■ **Stated goal**
Set down all of the data exactly as it appears.

--- Start Data in this exercise ---

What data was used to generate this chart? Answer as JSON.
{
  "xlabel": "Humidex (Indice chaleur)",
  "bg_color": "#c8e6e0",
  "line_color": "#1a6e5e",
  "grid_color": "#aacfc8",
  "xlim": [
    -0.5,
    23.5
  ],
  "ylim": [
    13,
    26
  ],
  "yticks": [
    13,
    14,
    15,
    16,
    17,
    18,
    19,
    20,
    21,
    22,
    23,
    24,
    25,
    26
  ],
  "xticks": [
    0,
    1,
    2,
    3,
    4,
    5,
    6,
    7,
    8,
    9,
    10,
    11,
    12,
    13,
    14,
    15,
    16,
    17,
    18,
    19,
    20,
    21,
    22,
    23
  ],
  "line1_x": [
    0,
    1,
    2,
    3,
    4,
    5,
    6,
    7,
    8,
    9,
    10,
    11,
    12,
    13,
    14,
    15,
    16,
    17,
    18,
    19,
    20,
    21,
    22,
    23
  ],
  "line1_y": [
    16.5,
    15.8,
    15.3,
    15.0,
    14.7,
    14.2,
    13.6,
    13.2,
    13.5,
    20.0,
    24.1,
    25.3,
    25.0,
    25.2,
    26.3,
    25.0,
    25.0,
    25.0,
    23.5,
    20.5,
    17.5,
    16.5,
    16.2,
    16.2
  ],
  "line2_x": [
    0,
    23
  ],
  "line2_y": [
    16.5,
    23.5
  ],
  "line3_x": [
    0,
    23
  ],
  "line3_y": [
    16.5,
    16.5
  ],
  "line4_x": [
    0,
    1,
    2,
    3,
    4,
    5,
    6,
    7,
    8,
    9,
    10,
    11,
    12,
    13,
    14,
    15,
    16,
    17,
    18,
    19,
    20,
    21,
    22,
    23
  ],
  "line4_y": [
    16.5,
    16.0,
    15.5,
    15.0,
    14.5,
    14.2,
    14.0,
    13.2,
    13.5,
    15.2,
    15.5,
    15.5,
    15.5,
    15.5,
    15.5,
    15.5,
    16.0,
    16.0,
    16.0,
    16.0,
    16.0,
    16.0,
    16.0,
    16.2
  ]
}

--- End Data in this exercise ---

■ **Problem solution**
What data was used to generate this chart? Answer as JSON.
{
  "xlabel": "Humidex (Indice chaleur)",
  "bg_color": "#c8e6e0",
  "line_color": "#1a6e5e",
  "grid_color": "#aacfc8",
  "xlim": [
    -0.5,
    23.5
  ],
  "ylim": [
    13,
    26
  ],
  "yticks": [
    13,
    14,
    15,
    16,
    17,
    18,
    19,
    20,
    21,
    22,
    23,
    24,
    25,
    26
  ],
  "xticks": [
    0,
    1,
    2,
    3,
    4,
    5,
    6,
    7,
    8,
    9,
    10,
    11,
    12,
    13,
    14,
    15,
    16,
    17,
    18,
    19,
    20,
    21,
    22,
    23
  ],
  "line1_x": [
    0,
    1,
    2,
    3,
    4,
    5,
    6,
    7,
    8,
    9,
    10,
    11,
    12,
    13,
    14,
    15,
    16,
    17,
    18,
    19,
    20,
    21,
    22,
    23
  ],
  "line1_y": [
    16.5,
    15.8,
    15.3,
    15.0,
    14.7,
    14.2,
    13.6,
    13.2,
    13.5,
    20.0,
    24.1,
    25.3,
    25.0,
    25.2,
    26.3,
    25.0,
    25.0,
    25.0,
    23.5,
    20.5,
    17.5,
    16.5,
    16.2,
    16.2
  ],
  "line2_x": [
    0,
    23
  ],
  "line2_y": [
    16.5,
    23.5
  ],
  "line3_x": [
    0,
    23
  ],
  "line3_y": [
    16.5,
    16.5
  ],
  "line4_x": [
    0,
    1,
    2,
    3,
    4,
    5,
    6,
    7,
    8,
    9,
    10,
    11,
    12,
    13,
    14,
    15,
    16,
    17,
    18,
    19,
    20,
    21,
    22,
    23
  ],
  "line4_y": [
    16.5,
    16.0,
    15.5,
    15.0,
    14.5,
    14.2,
    14.0,
    13.2,
    13.5,
    15.2,
    15.5,
    15.5,
    15.5,
    15.5,
    15.5,
    15.5,
    16.0,
    16.0,
    16.0,
    16.0,
    16.0,
    16.0,
    16.0,
    16.2
  ]
}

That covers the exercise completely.